• Task description:
Select and copy out every line in the records containing "page".

------ Records for processing ------

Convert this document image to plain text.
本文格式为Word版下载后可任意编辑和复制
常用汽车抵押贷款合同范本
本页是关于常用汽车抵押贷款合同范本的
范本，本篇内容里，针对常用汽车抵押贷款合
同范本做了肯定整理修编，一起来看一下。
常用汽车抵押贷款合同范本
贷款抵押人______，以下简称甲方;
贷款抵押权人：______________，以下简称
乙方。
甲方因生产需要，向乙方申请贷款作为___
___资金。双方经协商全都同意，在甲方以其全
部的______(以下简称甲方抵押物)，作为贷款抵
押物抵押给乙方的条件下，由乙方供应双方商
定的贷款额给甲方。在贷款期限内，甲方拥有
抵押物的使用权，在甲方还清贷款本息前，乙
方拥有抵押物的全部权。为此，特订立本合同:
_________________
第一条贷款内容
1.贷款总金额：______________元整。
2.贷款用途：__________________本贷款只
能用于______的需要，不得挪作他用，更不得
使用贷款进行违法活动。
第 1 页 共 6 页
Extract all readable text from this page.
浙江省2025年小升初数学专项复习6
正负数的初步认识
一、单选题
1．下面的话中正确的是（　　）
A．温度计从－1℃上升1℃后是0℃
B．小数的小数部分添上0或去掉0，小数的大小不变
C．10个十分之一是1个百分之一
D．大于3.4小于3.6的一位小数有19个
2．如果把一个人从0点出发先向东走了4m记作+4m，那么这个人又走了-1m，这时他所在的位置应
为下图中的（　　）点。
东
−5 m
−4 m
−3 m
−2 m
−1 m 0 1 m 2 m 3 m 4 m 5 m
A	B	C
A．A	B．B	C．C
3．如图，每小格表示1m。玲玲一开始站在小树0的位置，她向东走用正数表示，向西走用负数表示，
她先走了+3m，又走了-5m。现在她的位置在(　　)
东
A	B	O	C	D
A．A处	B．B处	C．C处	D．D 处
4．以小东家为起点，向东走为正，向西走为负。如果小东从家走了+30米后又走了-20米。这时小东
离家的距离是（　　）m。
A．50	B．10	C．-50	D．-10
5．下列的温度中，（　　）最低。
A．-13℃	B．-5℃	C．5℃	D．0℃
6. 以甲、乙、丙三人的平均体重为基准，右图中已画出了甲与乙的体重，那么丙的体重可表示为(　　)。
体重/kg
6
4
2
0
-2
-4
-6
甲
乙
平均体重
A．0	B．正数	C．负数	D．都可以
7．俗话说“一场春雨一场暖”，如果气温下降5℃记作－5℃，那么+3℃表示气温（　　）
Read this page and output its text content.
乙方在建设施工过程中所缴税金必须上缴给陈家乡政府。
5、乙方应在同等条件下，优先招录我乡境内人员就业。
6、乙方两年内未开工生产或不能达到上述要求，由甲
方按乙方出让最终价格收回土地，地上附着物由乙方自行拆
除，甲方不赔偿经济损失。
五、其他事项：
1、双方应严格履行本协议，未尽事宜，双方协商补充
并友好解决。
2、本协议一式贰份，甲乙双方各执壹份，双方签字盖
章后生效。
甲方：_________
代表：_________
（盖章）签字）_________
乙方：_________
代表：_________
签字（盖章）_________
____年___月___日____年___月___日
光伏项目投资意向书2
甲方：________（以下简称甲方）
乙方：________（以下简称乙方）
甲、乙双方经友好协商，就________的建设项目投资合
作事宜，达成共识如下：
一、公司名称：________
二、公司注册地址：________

------

• Result of this task:
Extract all readable text from this page.
Read this page and output its text content.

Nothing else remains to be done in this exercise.